Two seminaries have been making conscious efforts to recruit future priests affiliated with both the Anglican Church in North America (ACNA) and the Episcopal Church (TEC). After arriving on campus, seminarians of differing convictions find mutual suspicions weakening while they study, worship, and dine together every day. Friendships begin.
Both churches are well represented in traditional three-year, residential master of divinity (M.Div.) programs at Nashotah House in Wisconsin and at the Anglican Episcopal House of Studies (AEHS) at Duke Divinity School in North Carolina. Both seminaries also offer “hybrid” degrees — mostly online instruction, with a few intensive weeks on campus. Hybrid programs have the salutary effect of broadening the pool of potential priests, but the immersive residential model is a key element of this story.
Duke, an ecumenical seminary founded by the United Methodist Church, has 46 residential M.Div. students pursing certificates in Anglican studies through AEHS. Roughly two-thirds are from TEC and one-third from the ACNA, said the Rev. Joe Ananias, interim director of AEHS.
Nashotah, one of nine seminaries recognized by the Episcopal Church, has 38 residential M.Div. students. Half of them are from TEC, close to a third from the ACNA, and the remainder are from other Anglican or non-Anglican affiliations, according to Lauren Cripps, communications and marketing manager.

**Goal 1:**
Answer these questions using the passage on the two seminaries:
(a) In which state is Nashotah House located?
(b) Which church founded Duke's ecumenical seminary?
(c) How many residential M.Div. students does Nashotah have?
**Goal 2:** Filter the entries and copy every line that contains the word "post".
The passage and the entries come from unrelated sources.

(Dataset excerpts)

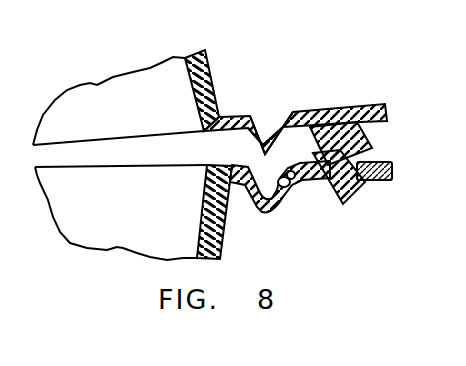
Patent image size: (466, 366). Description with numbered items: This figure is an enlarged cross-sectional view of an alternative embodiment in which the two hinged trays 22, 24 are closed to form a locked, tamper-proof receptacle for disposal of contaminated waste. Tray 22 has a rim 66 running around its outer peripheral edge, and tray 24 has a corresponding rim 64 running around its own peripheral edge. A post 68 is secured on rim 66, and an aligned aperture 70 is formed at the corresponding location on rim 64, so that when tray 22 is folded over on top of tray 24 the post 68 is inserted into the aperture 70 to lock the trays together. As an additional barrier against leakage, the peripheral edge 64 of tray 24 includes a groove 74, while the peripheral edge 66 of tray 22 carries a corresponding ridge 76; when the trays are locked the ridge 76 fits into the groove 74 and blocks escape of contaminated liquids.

The tray 22 is at (208, 63).
The tray 24 is at (226, 228).
The rim 64 is at (393, 168).
The rim 66 is at (386, 106).
The post 68 is at (355, 200).
The aperture 70 is at (363, 166).
The groove 74 is at (294, 190).
The ridge 76 is at (266, 150).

**Task answer 1:**
(a) Wisconsin
(b) The United Methodist Church
(c) 38

**Task answer 2:**
Patent image size: (466, 366). Description with numbered items: This figure is an enlarged cross-sectional view of an alternative embodiment in which the two hinged trays 22, 24 are closed to form a locked, tamper-proof receptacle for disposal of contaminated waste. Tray 22 has a rim 66 running around its outer peripheral edge, and tray 24 has a corresponding rim 64 running around its own peripheral edge. A post 68 is secured on rim 66, and an aligned aperture 70 is formed at the corresponding location on rim 64, so that when tray 22 is folded over on top of tray 24 the post 68 is inserted into the aperture 70 to lock the trays together. As an additional barrier against leakage, the peripheral edge 64 of tray 24 includes a groove 74, while the peripheral edge 66 of tray 22 carries a corresponding ridge 76; when the trays are locked the ridge 76 fits into the groove 74 and blocks escape of contaminated liquids.
The post 68 is at (355, 200).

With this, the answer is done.